What to do => Repeat each of the lines below word for word, keeping them in their original order.

Records for processing =>
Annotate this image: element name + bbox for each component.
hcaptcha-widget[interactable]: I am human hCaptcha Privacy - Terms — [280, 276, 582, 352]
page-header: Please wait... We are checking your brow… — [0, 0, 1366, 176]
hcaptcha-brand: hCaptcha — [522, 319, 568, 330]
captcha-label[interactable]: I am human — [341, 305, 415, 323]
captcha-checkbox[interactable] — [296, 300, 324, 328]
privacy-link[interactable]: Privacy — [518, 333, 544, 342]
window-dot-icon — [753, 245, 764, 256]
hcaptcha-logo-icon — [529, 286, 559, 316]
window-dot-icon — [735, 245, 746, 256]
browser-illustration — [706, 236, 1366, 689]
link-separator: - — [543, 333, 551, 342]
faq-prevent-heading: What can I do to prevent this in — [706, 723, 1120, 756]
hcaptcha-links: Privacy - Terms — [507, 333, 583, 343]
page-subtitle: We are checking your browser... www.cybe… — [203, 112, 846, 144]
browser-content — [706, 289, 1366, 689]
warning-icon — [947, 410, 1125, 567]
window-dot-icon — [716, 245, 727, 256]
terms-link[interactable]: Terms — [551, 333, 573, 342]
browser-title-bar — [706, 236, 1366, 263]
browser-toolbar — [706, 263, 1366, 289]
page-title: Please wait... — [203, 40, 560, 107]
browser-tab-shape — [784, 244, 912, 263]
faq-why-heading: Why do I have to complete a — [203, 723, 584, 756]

Task solution =>
Annotate this image: element name + bbox for each component.
hcaptcha-widget[interactable]: I am human hCaptcha Privacy - Terms — [280, 276, 582, 352]
page-header: Please wait... We are checking your brow… — [0, 0, 1366, 176]
hcaptcha-brand: hCaptcha — [522, 319, 568, 330]
captcha-label[interactable]: I am human — [341, 305, 415, 323]
captcha-checkbox[interactable] — [296, 300, 324, 328]
privacy-link[interactable]: Privacy — [518, 333, 544, 342]
window-dot-icon — [753, 245, 764, 256]
hcaptcha-logo-icon — [529, 286, 559, 316]
window-dot-icon — [735, 245, 746, 256]
browser-illustration — [706, 236, 1366, 689]
link-separator: - — [543, 333, 551, 342]
faq-prevent-heading: What can I do to prevent this in — [706, 723, 1120, 756]
hcaptcha-links: Privacy - Terms — [507, 333, 583, 343]
page-subtitle: We are checking your browser... www.cybe… — [203, 112, 846, 144]
browser-content — [706, 289, 1366, 689]
warning-icon — [947, 410, 1125, 567]
window-dot-icon — [716, 245, 727, 256]
terms-link[interactable]: Terms — [551, 333, 573, 342]
browser-title-bar — [706, 236, 1366, 263]
browser-toolbar — [706, 263, 1366, 289]
page-title: Please wait... — [203, 40, 560, 107]
browser-tab-shape — [784, 244, 912, 263]
faq-why-heading: Why do I have to complete a — [203, 723, 584, 756]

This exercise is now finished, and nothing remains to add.